BEGIN RECORD EXCERPTS
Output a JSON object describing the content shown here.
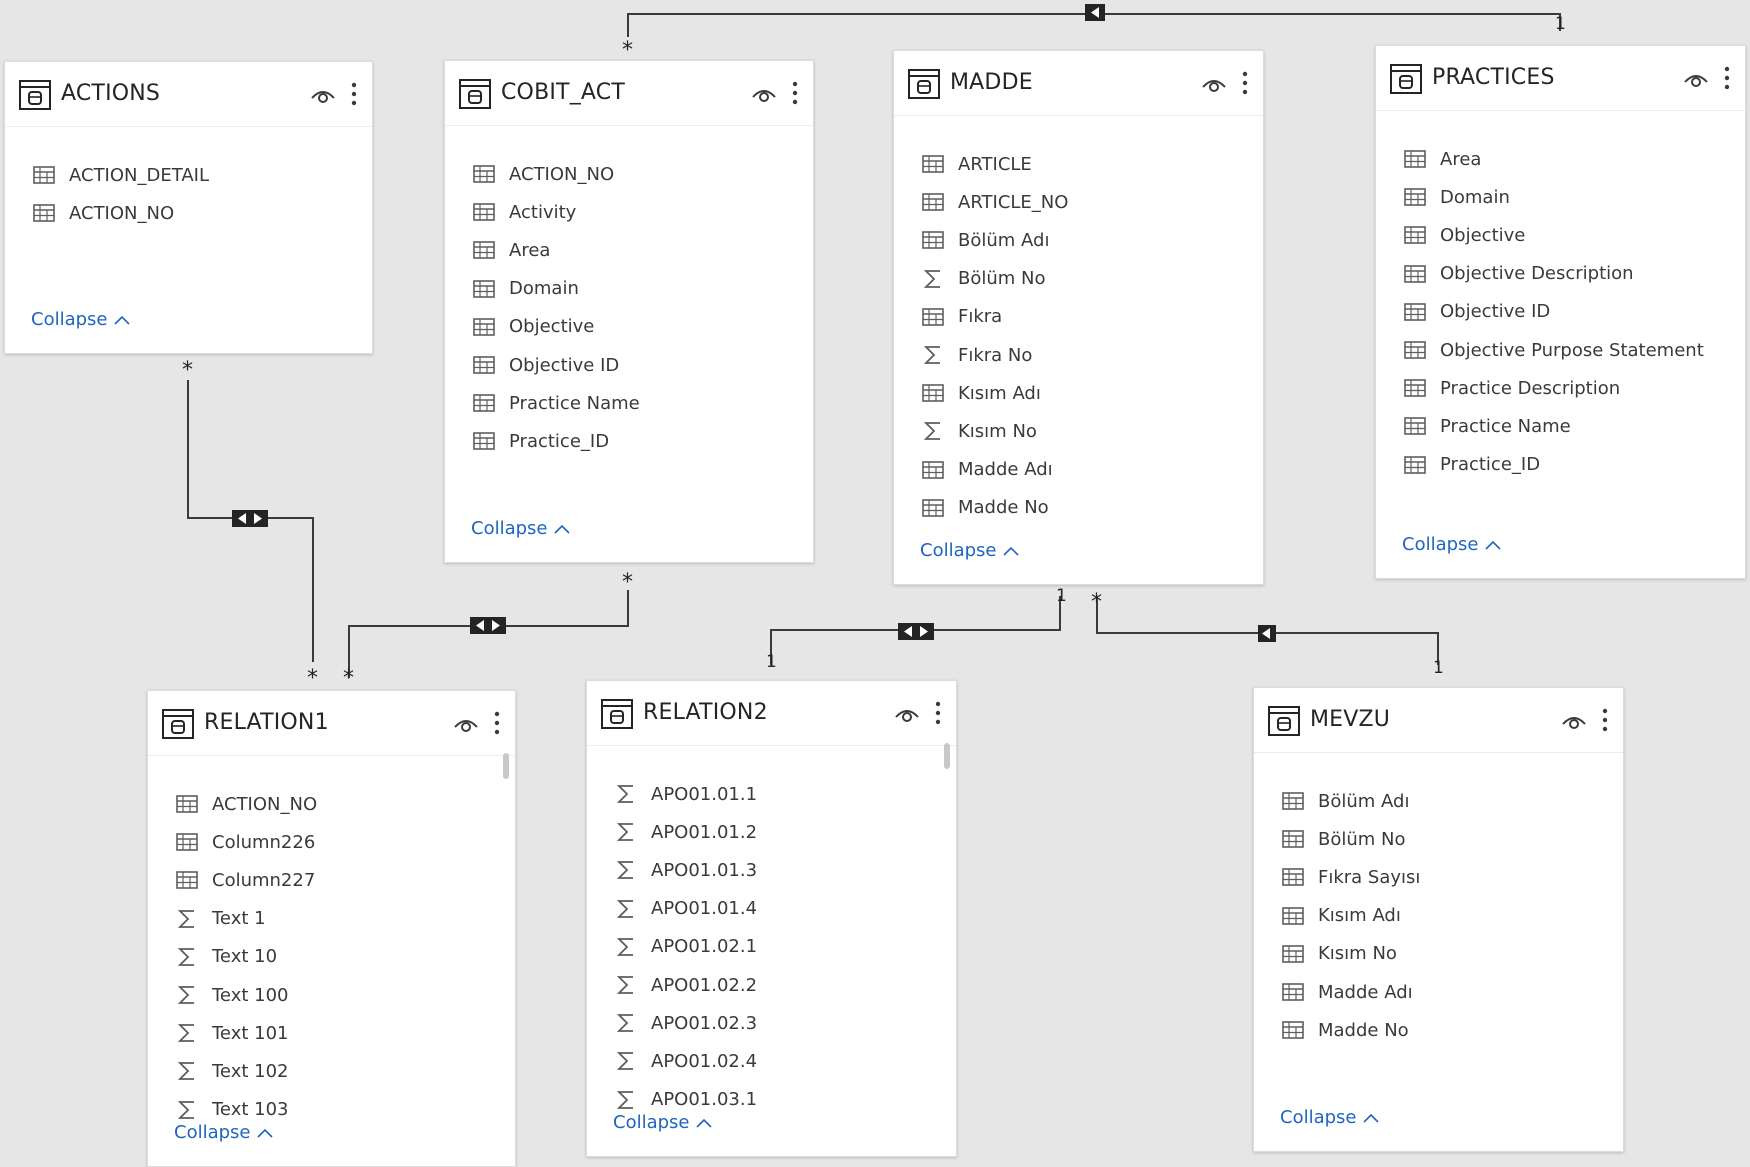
{
  "cards": [
    {
      "key": "actions",
      "title": "ACTIONS",
      "fields": [
        {
          "label": "ACTION_DETAIL",
          "icon": "table-field-icon"
        },
        {
          "label": "ACTION_NO",
          "icon": "table-field-icon"
        }
      ],
      "collapse": "Collapse"
    },
    {
      "key": "cobit_act",
      "title": "COBIT_ACT",
      "fields": [
        {
          "label": "ACTION_NO",
          "icon": "table-field-icon"
        },
        {
          "label": "Activity",
          "icon": "table-field-icon"
        },
        {
          "label": "Area",
          "icon": "table-field-icon"
        },
        {
          "label": "Domain",
          "icon": "table-field-icon"
        },
        {
          "label": "Objective",
          "icon": "table-field-icon"
        },
        {
          "label": "Objective ID",
          "icon": "table-field-icon"
        },
        {
          "label": "Practice Name",
          "icon": "table-field-icon"
        },
        {
          "label": "Practice_ID",
          "icon": "table-field-icon"
        }
      ],
      "collapse": "Collapse"
    },
    {
      "key": "madde",
      "title": "MADDE",
      "fields": [
        {
          "label": "ARTICLE",
          "icon": "table-field-icon"
        },
        {
          "label": "ARTICLE_NO",
          "icon": "table-field-icon"
        },
        {
          "label": "Bölüm Adı",
          "icon": "table-field-icon"
        },
        {
          "label": "Bölüm No",
          "icon": "sigma-icon"
        },
        {
          "label": "Fıkra",
          "icon": "table-field-icon"
        },
        {
          "label": "Fıkra No",
          "icon": "sigma-icon"
        },
        {
          "label": "Kısım Adı",
          "icon": "table-field-icon"
        },
        {
          "label": "Kısım No",
          "icon": "sigma-icon"
        },
        {
          "label": "Madde Adı",
          "icon": "table-field-icon"
        },
        {
          "label": "Madde No",
          "icon": "table-field-icon"
        }
      ],
      "collapse": "Collapse"
    },
    {
      "key": "practices",
      "title": "PRACTICES",
      "fields": [
        {
          "label": "Area",
          "icon": "table-field-icon"
        },
        {
          "label": "Domain",
          "icon": "table-field-icon"
        },
        {
          "label": "Objective",
          "icon": "table-field-icon"
        },
        {
          "label": "Objective Description",
          "icon": "table-field-icon"
        },
        {
          "label": "Objective ID",
          "icon": "table-field-icon"
        },
        {
          "label": "Objective Purpose Statement",
          "icon": "table-field-icon"
        },
        {
          "label": "Practice Description",
          "icon": "table-field-icon"
        },
        {
          "label": "Practice Name",
          "icon": "table-field-icon"
        },
        {
          "label": "Practice_ID",
          "icon": "table-field-icon"
        }
      ],
      "collapse": "Collapse"
    },
    {
      "key": "relation1",
      "title": "RELATION1",
      "fields": [
        {
          "label": "ACTION_NO",
          "icon": "table-field-icon"
        },
        {
          "label": "Column226",
          "icon": "table-field-icon"
        },
        {
          "label": "Column227",
          "icon": "table-field-icon"
        },
        {
          "label": "Text 1",
          "icon": "sigma-icon"
        },
        {
          "label": "Text 10",
          "icon": "sigma-icon"
        },
        {
          "label": "Text 100",
          "icon": "sigma-icon"
        },
        {
          "label": "Text 101",
          "icon": "sigma-icon"
        },
        {
          "label": "Text 102",
          "icon": "sigma-icon"
        },
        {
          "label": "Text 103",
          "icon": "sigma-icon"
        }
      ],
      "collapse": "Collapse"
    },
    {
      "key": "relation2",
      "title": "RELATION2",
      "fields": [
        {
          "label": "APO01.01.1",
          "icon": "sigma-icon"
        },
        {
          "label": "APO01.01.2",
          "icon": "sigma-icon"
        },
        {
          "label": "APO01.01.3",
          "icon": "sigma-icon"
        },
        {
          "label": "APO01.01.4",
          "icon": "sigma-icon"
        },
        {
          "label": "APO01.02.1",
          "icon": "sigma-icon"
        },
        {
          "label": "APO01.02.2",
          "icon": "sigma-icon"
        },
        {
          "label": "APO01.02.3",
          "icon": "sigma-icon"
        },
        {
          "label": "APO01.02.4",
          "icon": "sigma-icon"
        },
        {
          "label": "APO01.03.1",
          "icon": "sigma-icon"
        }
      ],
      "collapse": "Collapse"
    },
    {
      "key": "mevzu",
      "title": "MEVZU",
      "fields": [
        {
          "label": "Bölüm Adı",
          "icon": "table-field-icon"
        },
        {
          "label": "Bölüm No",
          "icon": "table-field-icon"
        },
        {
          "label": "Fıkra Sayısı",
          "icon": "table-field-icon"
        },
        {
          "label": "Kısım Adı",
          "icon": "table-field-icon"
        },
        {
          "label": "Kısım No",
          "icon": "table-field-icon"
        },
        {
          "label": "Madde Adı",
          "icon": "table-field-icon"
        },
        {
          "label": "Madde No",
          "icon": "table-field-icon"
        }
      ],
      "collapse": "Collapse"
    }
  ],
  "relationships": {
    "one_label": "1",
    "many_label": "*"
  },
  "colors": {
    "canvas": "#e6e6e6",
    "card": "#ffffff",
    "link": "#1f64c1",
    "line": "#252423"
  }
}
END RECORD EXCERPTS
DO THIS:
Exclude the pictures, and transcribe all of the material exactly.

SOLVED PROBLEM:
Output a JSON object describing the content shown here.
{
  "cards": [
    {
      "key": "actions",
      "title": "ACTIONS",
      "fields": [
        {
          "label": "ACTION_DETAIL",
          "icon": "table-field-icon"
        },
        {
          "label": "ACTION_NO",
          "icon": "table-field-icon"
        }
      ],
      "collapse": "Collapse"
    },
    {
      "key": "cobit_act",
      "title": "COBIT_ACT",
      "fields": [
        {
          "label": "ACTION_NO",
          "icon": "table-field-icon"
        },
        {
          "label": "Activity",
          "icon": "table-field-icon"
        },
        {
          "label": "Area",
          "icon": "table-field-icon"
        },
        {
          "label": "Domain",
          "icon": "table-field-icon"
        },
        {
          "label": "Objective",
          "icon": "table-field-icon"
        },
        {
          "label": "Objective ID",
          "icon": "table-field-icon"
        },
        {
          "label": "Practice Name",
          "icon": "table-field-icon"
        },
        {
          "label": "Practice_ID",
          "icon": "table-field-icon"
        }
      ],
      "collapse": "Collapse"
    },
    {
      "key": "madde",
      "title": "MADDE",
      "fields": [
        {
          "label": "ARTICLE",
          "icon": "table-field-icon"
        },
        {
          "label": "ARTICLE_NO",
          "icon": "table-field-icon"
        },
        {
          "label": "Bölüm Adı",
          "icon": "table-field-icon"
        },
        {
          "label": "Bölüm No",
          "icon": "sigma-icon"
        },
        {
          "label": "Fıkra",
          "icon": "table-field-icon"
        },
        {
          "label": "Fıkra No",
          "icon": "sigma-icon"
        },
        {
          "label": "Kısım Adı",
          "icon": "table-field-icon"
        },
        {
          "label": "Kısım No",
          "icon": "sigma-icon"
        },
        {
          "label": "Madde Adı",
          "icon": "table-field-icon"
        },
        {
          "label": "Madde No",
          "icon": "table-field-icon"
        }
      ],
      "collapse": "Collapse"
    },
    {
      "key": "practices",
      "title": "PRACTICES",
      "fields": [
        {
          "label": "Area",
          "icon": "table-field-icon"
        },
        {
          "label": "Domain",
          "icon": "table-field-icon"
        },
        {
          "label": "Objective",
          "icon": "table-field-icon"
        },
        {
          "label": "Objective Description",
          "icon": "table-field-icon"
        },
        {
          "label": "Objective ID",
          "icon": "table-field-icon"
        },
        {
          "label": "Objective Purpose Statement",
          "icon": "table-field-icon"
        },
        {
          "label": "Practice Description",
          "icon": "table-field-icon"
        },
        {
          "label": "Practice Name",
          "icon": "table-field-icon"
        },
        {
          "label": "Practice_ID",
          "icon": "table-field-icon"
        }
      ],
      "collapse": "Collapse"
    },
    {
      "key": "relation1",
      "title": "RELATION1",
      "fields": [
        {
          "label": "ACTION_NO",
          "icon": "table-field-icon"
        },
        {
          "label": "Column226",
          "icon": "table-field-icon"
        },
        {
          "label": "Column227",
          "icon": "table-field-icon"
        },
        {
          "label": "Text 1",
          "icon": "sigma-icon"
        },
        {
          "label": "Text 10",
          "icon": "sigma-icon"
        },
        {
          "label": "Text 100",
          "icon": "sigma-icon"
        },
        {
          "label": "Text 101",
          "icon": "sigma-icon"
        },
        {
          "label": "Text 102",
          "icon": "sigma-icon"
        },
        {
          "label": "Text 103",
          "icon": "sigma-icon"
        }
      ],
      "collapse": "Collapse"
    },
    {
      "key": "relation2",
      "title": "RELATION2",
      "fields": [
        {
          "label": "APO01.01.1",
          "icon": "sigma-icon"
        },
        {
          "label": "APO01.01.2",
          "icon": "sigma-icon"
        },
        {
          "label": "APO01.01.3",
          "icon": "sigma-icon"
        },
        {
          "label": "APO01.01.4",
          "icon": "sigma-icon"
        },
        {
          "label": "APO01.02.1",
          "icon": "sigma-icon"
        },
        {
          "label": "APO01.02.2",
          "icon": "sigma-icon"
        },
        {
          "label": "APO01.02.3",
          "icon": "sigma-icon"
        },
        {
          "label": "APO01.02.4",
          "icon": "sigma-icon"
        },
        {
          "label": "APO01.03.1",
          "icon": "sigma-icon"
        }
      ],
      "collapse": "Collapse"
    },
    {
      "key": "mevzu",
      "title": "MEVZU",
      "fields": [
        {
          "label": "Bölüm Adı",
          "icon": "table-field-icon"
        },
        {
          "label": "Bölüm No",
          "icon": "table-field-icon"
        },
        {
          "label": "Fıkra Sayısı",
          "icon": "table-field-icon"
        },
        {
          "label": "Kısım Adı",
          "icon": "table-field-icon"
        },
        {
          "label": "Kısım No",
          "icon": "table-field-icon"
        },
        {
          "label": "Madde Adı",
          "icon": "table-field-icon"
        },
        {
          "label": "Madde No",
          "icon": "table-field-icon"
        }
      ],
      "collapse": "Collapse"
    }
  ],
  "relationships": {
    "one_label": "1",
    "many_label": "*"
  },
  "colors": {
    "canvas": "#e6e6e6",
    "card": "#ffffff",
    "link": "#1f64c1",
    "line": "#252423"
  }
}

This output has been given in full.